• _Exercise instructions_
a: Check each statement against the stepper motor thread and say whether it agrees: (i) the poster drives the stepper motors with a DRV8825 from TI; (ii) the poster's motor comes with a maximum rated speed listed; (iii) Robin2 says missed steps depend on the motor alone. Answer yes or no for each, quoting the deciding words of the thread.
b: Resume the stepper motor thread, picking up right after its final sentence.

It feels great to be back. I used to be an active member on this forum few years ago, when I was in college. Kind-off dropped off from the forum for a while. When I came back, got to know that my account has been removed and I had to re-register(That's a shame). A quick run-through the forum and its good to see a lot of the senior members from back-then are still active almost 8-9 years in :D

Anyways, enough chit-chat. Coming to the problem.

I am building a X-Y gantry with stepper motors. I am using a DRV8825 from TI to drive the stepper motors. The build was successful and gantry is working fine. Reading up a bit more into stepper motors, I came across this article, which shows the acceleration deceleration mode of driving a stepper motor.

I am currently using pulses with fixed pulse width and time delay between the pulses to control the steps of the motor and its moving at a constant speed. So my question is, is there a reason why we would want to use a linear speed ramp in a motor application if the application doesn't demand it?  Meaning, if its a X-Y gantry motion and I can move point A to Point B with the normal constant pulsing, why would I want to use the acceleration-constant speed-deceleration mode(Lets say, by using AccelStepper Library)?

Is one of these methods better than the other? In what specific cases would you pick one over the other?

I have seen this video. https://youtu.be/JzR6FV-sdH4?t=931 in which he tests both the above methods. But results are inconclusive because his testing rig is not that great. (Although he says accuracy is better in the normal pulsing mode)

I get the aesthetic motor motion feel of acceleration-constant speed-deceleration mode. Motor motion looks appealing. Apart from that, are there any benefits?

I went quickly went through the Marlin firmware in the opensource 3D printer Prusa i3. It seems that they are also using acceleration-constant speed-deceleration mode. Is there any particular reason for this?


Is there any harm in driving the motor in the usual pulsing with a constant speed?


Hoping you guys can help clear this up.
Thanks in advance

Couple of more Application Notes on the acceleration model for the more curios readers [1] [2]

Robin2

is there a reason why we would want to use a linear speed ramp in a motor application if the application doesn't demand it?
My answer is "if it works, don't fix it".

Acceleration may make the movement smoother and it may be essential if you need to move at higher speeds without risking missed steps.

...R
Two or three hours spent thinking and reading documentation solves most programming problems.

RWTH_MASCHI

its also good to overcome given inertia of your model. high masses only can be accelerated slowly.

dev_000

Acceleration may make the movement smoother and it may be essential if you need to move at higher speeds without risking missed steps.

How high of a speed are we talking about? I know its relative but the motor which I am using doesn't come with a maximum rated speed listed. Datasheet is attached.

Any particular reasoning behind it being used in the 3D printer industry(despite the code complexity it adds)?

Robin2

How high of a speed are we talking about? I know its relative but the motor which I am using doesn't come with a maximum rated speed listed. Datasheet is attached
It's not a function of the motor on its own. If the motor is moving a load and tries to jump straight to some speed (which could be low if the load is big) it may miss steps whereas if it started at a slower step rate it may be able to get the load moving without missing steps. The same is true in reverse when the motor tries to bring a load to a standstill.

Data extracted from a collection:
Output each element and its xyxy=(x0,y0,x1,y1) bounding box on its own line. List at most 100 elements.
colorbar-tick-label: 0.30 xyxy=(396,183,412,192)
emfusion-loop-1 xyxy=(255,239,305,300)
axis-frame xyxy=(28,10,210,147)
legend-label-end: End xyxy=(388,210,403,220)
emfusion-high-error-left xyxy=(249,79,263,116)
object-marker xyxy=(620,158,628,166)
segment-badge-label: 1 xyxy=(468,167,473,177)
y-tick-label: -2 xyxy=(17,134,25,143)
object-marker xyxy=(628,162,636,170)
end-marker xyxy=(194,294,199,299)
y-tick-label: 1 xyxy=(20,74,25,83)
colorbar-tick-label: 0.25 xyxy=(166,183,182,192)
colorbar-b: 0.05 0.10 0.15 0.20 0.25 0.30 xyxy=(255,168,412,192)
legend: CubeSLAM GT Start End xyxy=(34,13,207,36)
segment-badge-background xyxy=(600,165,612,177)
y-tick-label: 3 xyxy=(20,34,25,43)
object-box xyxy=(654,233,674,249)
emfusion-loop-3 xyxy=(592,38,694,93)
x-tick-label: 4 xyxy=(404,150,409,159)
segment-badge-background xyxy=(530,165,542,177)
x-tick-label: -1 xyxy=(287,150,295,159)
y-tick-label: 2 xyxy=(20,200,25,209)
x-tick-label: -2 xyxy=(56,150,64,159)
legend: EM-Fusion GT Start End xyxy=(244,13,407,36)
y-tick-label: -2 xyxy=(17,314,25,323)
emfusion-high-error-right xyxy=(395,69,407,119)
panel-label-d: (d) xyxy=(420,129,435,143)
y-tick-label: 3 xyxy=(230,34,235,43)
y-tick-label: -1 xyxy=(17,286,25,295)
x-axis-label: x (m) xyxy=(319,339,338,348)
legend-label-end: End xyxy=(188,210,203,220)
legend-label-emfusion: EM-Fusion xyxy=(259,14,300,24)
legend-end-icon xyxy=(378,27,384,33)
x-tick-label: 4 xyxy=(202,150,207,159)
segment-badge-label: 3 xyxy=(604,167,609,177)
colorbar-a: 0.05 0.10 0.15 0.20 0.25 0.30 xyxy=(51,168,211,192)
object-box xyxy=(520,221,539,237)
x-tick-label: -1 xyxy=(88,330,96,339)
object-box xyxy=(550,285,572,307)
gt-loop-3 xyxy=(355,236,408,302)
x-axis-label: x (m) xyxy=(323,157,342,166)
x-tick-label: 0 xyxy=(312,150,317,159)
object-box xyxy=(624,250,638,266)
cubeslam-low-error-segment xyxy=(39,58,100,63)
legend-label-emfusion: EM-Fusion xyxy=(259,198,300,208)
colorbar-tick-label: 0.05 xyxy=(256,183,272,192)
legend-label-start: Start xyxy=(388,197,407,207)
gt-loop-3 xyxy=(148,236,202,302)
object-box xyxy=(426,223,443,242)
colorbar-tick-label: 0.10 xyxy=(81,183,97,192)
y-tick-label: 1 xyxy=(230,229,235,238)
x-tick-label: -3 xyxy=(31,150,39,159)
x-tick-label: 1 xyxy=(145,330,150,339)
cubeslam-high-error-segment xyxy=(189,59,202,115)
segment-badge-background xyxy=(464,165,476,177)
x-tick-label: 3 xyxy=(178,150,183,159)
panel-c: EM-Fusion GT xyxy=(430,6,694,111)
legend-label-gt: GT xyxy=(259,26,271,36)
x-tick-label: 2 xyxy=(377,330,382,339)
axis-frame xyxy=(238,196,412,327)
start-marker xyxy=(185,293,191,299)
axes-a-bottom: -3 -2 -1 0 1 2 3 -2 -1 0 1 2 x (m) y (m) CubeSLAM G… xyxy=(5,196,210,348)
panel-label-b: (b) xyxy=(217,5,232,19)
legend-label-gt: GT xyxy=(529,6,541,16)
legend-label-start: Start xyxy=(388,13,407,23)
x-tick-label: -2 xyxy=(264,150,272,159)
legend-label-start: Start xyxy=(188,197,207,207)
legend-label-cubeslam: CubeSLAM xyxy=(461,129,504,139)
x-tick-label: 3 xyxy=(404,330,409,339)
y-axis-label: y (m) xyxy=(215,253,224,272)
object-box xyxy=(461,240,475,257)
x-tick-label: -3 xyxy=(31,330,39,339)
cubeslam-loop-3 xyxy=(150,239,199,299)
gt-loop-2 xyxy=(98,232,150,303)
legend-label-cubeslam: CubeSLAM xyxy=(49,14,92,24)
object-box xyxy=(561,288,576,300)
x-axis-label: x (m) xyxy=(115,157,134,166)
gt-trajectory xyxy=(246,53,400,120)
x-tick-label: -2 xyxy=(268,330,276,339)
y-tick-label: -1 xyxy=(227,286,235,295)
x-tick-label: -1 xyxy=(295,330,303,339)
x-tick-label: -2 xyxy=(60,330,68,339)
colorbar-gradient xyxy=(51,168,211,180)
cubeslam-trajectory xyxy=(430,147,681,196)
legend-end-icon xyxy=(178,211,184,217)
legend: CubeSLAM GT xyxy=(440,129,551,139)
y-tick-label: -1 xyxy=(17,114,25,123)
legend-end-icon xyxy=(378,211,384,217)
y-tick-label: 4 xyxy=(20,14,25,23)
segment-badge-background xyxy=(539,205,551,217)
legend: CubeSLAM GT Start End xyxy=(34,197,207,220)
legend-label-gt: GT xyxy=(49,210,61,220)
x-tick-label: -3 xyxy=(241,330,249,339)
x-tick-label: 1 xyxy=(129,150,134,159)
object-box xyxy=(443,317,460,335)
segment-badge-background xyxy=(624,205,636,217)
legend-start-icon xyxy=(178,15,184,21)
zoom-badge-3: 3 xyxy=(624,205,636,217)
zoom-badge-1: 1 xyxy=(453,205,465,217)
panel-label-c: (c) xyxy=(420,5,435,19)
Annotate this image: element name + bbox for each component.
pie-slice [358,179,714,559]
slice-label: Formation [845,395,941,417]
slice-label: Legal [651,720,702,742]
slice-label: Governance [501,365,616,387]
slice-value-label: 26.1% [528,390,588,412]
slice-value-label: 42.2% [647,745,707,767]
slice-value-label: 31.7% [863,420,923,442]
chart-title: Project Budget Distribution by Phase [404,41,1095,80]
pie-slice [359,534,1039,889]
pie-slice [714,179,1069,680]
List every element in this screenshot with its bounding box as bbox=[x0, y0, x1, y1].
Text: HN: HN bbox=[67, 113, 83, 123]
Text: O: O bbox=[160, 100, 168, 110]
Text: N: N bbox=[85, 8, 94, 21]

• _Responses by task_
a:
(i) Yes: "I am using a DRV8825 from TI to drive the stepper motors."
(ii) No: "the motor which I am using doesn't come with a maximum rated speed listed."
(iii) No: "It's not a function of the motor on its own."

b:
From what you told us in your Original Post your motor has enough torque to be able to jump straight to your chosen speed with the load that your project imposes.

...R
Two or three hours spent thinking and reading documentation solves most programming problems.

dev_000

From what you told us in your Original Post your motor has enough torque to be able to jump straight to your chosen speed with the load that your project imposes.
It does that fine. So I guess I wouldn't need to do the accel/decel mode.

Any other reason(for information sake), apart from potential starting slippages somebody might want to use that form of driving?   

MarkT

Larger stepper motors have enough inertia in the rotor (even excluding the load), that ramping is
_essential_ to working at any but very low speeds.

Tiny stepper motors its not so important - moment of intertia goes up with the 5th power of motor
dimension(*), torque with the 3rd power, thus you need to accelerate 4 times slower for a motor twice
the size, roughly speaking.  That 5th power dependency means that the behaviour of tiny motors is
very different from big motors.

(*) assuming same shape.  Long thin motors have much less inertia, which is why industrial
servomotors tend to be that shape.
[ I will NOT respond to personal messages, I WILL delete them, use the forum please ]

dev_000

Larger stepper motors have enough inertia in the rotor (even excluding the load), that ramping is
_essential_ to working at any but very low speeds.

Tiny stepper motors its not so important - moment of intertia ....
If so, any reason why desktop 3D printers usually use them? I would consider those NEMA 17 stepper motors driving 3D printer axes load sizes to be probably in the small/tiny category compared to industrial ones

MarkT

No, NEMA17 is not tiny.  Tiny is 6mm diameter auto-focus motors from camera lenses,  they can
jump to max speed without ramping, but your NEMA17 cannot get to a high speed instantly.

Motor specifications include the rotor MoI and the torque/speed curves, so you can roughly figure
out the max acceleration any particular motor can handle, but in practice you measure this (partly
because the load adds MoI and partly because the difference between theory and practice is larger
in practice than it is in theory(!)
[ I will NOT respond to personal messages, I WILL delete them, use the forum please ]

Robin2

It does that fine. So I guess I wouldn't need to do the accel/decel mode.
If you can write a version of your program to make the motor go faster without damaging your project you probably find out fairly quickly where acceleration becomes important.

...R
Two or three hours spent thinking and reading documentation solves most programming problems.

dev_000

If you can write a version of your program to make the motor go faster without damaging your project you probably find out fairly quickly where acceleration becomes important.
Meaning there would be slippages? Is it actually harmful for the motors?

Robin2

#11
Dec 08, 2017, 07:17 pm Last Edit: Dec 08, 2017, 07:17 pm by Robin2
Is it actually harmful for the motors?
Not as far as I know. Certainly not for a short period of time.

I was thinking more of the higher speeds damaging some other part of your project.

...R
Two or three hours spent thinking and reading documentation solves most programming problems.

dev_000

Thanks for all the input you guys.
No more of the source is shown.